↓
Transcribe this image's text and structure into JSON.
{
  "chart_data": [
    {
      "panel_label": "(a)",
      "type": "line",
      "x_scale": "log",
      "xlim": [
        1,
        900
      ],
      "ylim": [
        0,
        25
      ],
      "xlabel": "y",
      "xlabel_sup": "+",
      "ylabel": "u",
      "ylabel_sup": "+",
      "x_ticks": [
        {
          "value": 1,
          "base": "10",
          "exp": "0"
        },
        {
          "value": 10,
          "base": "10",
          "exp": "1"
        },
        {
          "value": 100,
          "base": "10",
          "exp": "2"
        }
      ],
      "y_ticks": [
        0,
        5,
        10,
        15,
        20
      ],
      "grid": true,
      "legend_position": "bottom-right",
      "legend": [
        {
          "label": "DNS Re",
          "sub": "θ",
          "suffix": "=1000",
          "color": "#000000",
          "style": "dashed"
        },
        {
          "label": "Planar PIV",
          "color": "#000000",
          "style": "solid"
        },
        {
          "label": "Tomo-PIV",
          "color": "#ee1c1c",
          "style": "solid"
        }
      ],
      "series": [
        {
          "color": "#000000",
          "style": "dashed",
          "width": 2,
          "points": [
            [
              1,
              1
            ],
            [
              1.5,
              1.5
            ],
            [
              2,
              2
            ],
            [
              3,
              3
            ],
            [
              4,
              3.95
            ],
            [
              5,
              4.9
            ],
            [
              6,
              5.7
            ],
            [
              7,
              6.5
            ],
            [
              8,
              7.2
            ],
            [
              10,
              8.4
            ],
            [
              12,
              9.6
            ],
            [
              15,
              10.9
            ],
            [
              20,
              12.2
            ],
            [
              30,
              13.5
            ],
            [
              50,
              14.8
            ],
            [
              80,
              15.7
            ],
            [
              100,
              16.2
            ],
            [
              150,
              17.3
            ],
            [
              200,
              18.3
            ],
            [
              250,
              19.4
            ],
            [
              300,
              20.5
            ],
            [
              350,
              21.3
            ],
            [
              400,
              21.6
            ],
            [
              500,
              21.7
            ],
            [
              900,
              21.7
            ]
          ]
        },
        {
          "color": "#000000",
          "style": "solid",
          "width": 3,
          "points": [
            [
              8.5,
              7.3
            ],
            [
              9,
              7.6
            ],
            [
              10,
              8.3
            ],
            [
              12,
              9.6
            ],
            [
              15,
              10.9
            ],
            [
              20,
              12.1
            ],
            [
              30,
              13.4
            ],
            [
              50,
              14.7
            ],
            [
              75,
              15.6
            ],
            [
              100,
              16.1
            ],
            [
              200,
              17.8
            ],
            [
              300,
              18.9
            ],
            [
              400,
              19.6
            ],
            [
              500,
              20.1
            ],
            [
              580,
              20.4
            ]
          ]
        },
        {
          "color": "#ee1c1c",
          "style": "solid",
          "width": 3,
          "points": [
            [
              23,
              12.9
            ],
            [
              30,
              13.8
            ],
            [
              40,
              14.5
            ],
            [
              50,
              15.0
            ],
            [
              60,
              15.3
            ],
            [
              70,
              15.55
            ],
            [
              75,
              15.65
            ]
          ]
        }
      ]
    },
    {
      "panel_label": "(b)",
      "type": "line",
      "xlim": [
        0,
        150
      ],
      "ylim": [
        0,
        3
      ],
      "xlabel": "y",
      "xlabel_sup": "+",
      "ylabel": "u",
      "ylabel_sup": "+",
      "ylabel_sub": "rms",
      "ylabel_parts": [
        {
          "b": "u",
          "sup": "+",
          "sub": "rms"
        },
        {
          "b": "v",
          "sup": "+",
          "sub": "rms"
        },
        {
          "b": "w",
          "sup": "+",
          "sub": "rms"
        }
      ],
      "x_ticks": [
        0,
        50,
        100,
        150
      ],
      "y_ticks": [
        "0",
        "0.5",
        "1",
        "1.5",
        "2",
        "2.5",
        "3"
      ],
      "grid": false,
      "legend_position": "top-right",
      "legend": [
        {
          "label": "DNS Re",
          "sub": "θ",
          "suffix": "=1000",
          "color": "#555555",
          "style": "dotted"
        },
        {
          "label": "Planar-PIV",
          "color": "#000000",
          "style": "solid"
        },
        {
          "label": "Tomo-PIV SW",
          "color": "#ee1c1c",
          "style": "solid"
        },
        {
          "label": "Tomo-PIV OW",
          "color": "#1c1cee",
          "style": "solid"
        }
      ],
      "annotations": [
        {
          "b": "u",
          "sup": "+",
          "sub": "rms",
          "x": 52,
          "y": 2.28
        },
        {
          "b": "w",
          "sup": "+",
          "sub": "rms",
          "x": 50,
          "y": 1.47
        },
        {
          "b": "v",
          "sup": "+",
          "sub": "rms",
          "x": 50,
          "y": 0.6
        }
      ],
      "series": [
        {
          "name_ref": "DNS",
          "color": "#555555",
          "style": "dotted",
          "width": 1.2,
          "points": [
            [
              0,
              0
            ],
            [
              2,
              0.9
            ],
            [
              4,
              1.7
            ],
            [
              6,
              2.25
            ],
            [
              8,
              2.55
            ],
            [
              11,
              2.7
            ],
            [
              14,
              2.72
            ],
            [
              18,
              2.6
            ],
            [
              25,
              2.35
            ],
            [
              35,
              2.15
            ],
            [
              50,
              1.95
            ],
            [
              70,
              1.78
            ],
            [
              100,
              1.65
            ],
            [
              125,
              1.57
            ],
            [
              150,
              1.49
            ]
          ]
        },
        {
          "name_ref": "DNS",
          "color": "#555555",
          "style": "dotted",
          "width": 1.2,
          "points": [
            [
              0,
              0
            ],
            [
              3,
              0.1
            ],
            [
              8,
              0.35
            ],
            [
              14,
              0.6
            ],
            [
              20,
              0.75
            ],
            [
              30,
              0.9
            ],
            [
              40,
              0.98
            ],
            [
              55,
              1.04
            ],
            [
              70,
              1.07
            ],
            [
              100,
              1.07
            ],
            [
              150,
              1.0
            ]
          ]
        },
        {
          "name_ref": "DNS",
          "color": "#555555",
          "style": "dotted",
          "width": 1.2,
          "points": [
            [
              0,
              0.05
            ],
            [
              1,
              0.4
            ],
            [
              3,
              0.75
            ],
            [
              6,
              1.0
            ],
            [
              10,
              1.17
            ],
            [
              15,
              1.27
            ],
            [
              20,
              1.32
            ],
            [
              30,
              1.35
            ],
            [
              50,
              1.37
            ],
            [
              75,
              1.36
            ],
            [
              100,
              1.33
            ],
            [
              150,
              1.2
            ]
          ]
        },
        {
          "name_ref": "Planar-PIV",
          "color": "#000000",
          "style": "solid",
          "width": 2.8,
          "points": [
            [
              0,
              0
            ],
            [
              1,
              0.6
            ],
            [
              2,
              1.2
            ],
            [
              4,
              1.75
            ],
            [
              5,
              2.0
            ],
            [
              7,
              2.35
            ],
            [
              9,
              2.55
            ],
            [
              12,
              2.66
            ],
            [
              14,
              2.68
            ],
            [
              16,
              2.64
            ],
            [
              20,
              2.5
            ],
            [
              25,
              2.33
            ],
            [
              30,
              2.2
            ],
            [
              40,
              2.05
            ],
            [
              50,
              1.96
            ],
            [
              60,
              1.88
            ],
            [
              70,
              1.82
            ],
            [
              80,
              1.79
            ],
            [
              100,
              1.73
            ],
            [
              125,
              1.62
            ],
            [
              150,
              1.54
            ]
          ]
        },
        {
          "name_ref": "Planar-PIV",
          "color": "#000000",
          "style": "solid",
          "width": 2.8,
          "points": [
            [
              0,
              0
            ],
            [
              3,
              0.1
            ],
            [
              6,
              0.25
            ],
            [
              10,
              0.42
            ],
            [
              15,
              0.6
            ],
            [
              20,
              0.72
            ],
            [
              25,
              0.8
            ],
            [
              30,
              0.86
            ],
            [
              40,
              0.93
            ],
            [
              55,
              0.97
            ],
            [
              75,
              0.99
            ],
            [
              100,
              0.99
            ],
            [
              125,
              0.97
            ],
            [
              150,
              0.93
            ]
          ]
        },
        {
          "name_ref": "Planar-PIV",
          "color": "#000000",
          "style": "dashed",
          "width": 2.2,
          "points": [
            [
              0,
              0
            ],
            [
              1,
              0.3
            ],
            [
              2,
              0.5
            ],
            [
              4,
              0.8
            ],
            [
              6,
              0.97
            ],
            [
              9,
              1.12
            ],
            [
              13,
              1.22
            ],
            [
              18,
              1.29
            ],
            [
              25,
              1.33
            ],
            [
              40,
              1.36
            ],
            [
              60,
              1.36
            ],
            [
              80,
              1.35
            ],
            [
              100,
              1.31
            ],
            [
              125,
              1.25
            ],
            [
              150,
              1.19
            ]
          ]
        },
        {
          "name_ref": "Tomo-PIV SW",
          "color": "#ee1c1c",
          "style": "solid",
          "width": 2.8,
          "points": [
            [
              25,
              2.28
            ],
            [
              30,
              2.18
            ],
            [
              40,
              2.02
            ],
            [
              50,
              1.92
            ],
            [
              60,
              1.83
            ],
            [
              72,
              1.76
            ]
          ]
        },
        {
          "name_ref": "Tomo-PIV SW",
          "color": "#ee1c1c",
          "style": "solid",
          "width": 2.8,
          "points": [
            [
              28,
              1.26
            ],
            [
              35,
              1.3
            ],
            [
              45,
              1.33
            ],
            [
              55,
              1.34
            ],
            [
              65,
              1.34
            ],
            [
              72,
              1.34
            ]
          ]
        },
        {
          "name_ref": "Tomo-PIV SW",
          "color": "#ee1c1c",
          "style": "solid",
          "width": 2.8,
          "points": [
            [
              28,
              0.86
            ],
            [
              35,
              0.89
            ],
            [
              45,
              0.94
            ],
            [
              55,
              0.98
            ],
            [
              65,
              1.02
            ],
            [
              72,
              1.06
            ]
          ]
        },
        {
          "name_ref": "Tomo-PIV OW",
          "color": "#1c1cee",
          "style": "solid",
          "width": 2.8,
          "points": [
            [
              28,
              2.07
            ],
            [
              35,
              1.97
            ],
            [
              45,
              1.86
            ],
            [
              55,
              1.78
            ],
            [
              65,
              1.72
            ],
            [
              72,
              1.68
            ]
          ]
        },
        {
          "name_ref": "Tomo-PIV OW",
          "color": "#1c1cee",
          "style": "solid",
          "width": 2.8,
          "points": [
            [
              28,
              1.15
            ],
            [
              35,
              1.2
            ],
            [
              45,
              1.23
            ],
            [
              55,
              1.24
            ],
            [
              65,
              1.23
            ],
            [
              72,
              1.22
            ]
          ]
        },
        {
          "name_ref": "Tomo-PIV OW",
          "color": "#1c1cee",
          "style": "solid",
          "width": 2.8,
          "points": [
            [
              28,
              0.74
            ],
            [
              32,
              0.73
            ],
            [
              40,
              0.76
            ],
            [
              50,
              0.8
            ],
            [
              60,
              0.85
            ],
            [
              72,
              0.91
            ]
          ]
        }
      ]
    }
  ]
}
↑
Select every line of the records holding the string "right".

      "legend_position": "bottom-right",
      "legend_position": "top-right",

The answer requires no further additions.